GIVEN REQUEST -> Write out, word for word, the part of the Maattoly film page that runs from "Maattoly is a" up to and including "after his death.".

DOCUMENT SEGMENT ->
- Poster
- Directed by: A. Bhimsingh
- Screenplay by: Balakrishnan
- Story by: Virender Singh
- Starring: M. G. Soman Sarada Sukumari Jayabharathi Jagannatha Varma
- Cinematography: D. S. Pandyan
- Edited by: K. Sankunni
- Music by: Jaya Vijaya
- Production company: Swapna Films
- Release date: 25 April 1978;
- Country: India
- Language: Malayalam

= Maattoly =

Maattoly is a 1978 Indian Malayalam-language film directed by A. Bhimsingh and starring M. G. Soman, Sharada, Sukumari, Jayabharathi, and Jagannatha Varma. It is a remake of the 1972 Hindi film Dushmun. The last Malayalam film of Bhimsingh, it was released on 25 April 1978, three months after his death.

SOURCE EXCERPT ->

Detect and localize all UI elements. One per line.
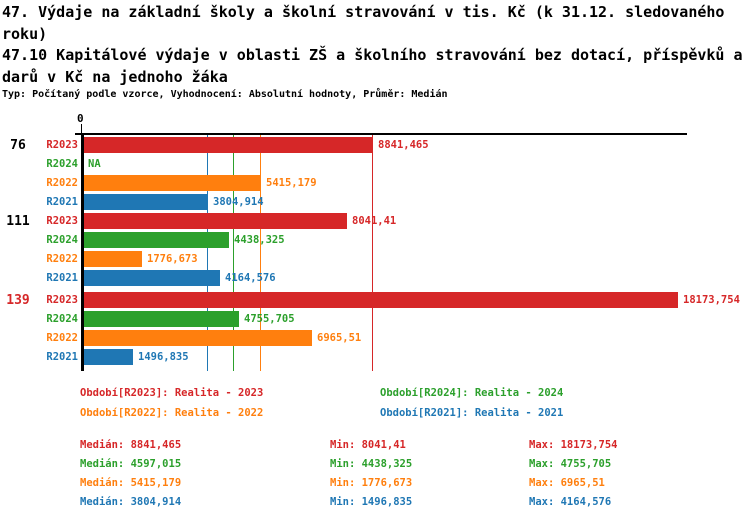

SOLUTION TO THE PROBLEM ->
Maattoly is a 1978 Indian Malayalam-language film directed by A. Bhimsingh and starring M. G. Soman, Sharada, Sukumari, Jayabharathi, and Jagannatha Varma. It is a remake of the 1972 Hindi film Dushmun. The last Malayalam film of Bhimsingh, it was released on 25 April 1978, three months after his death.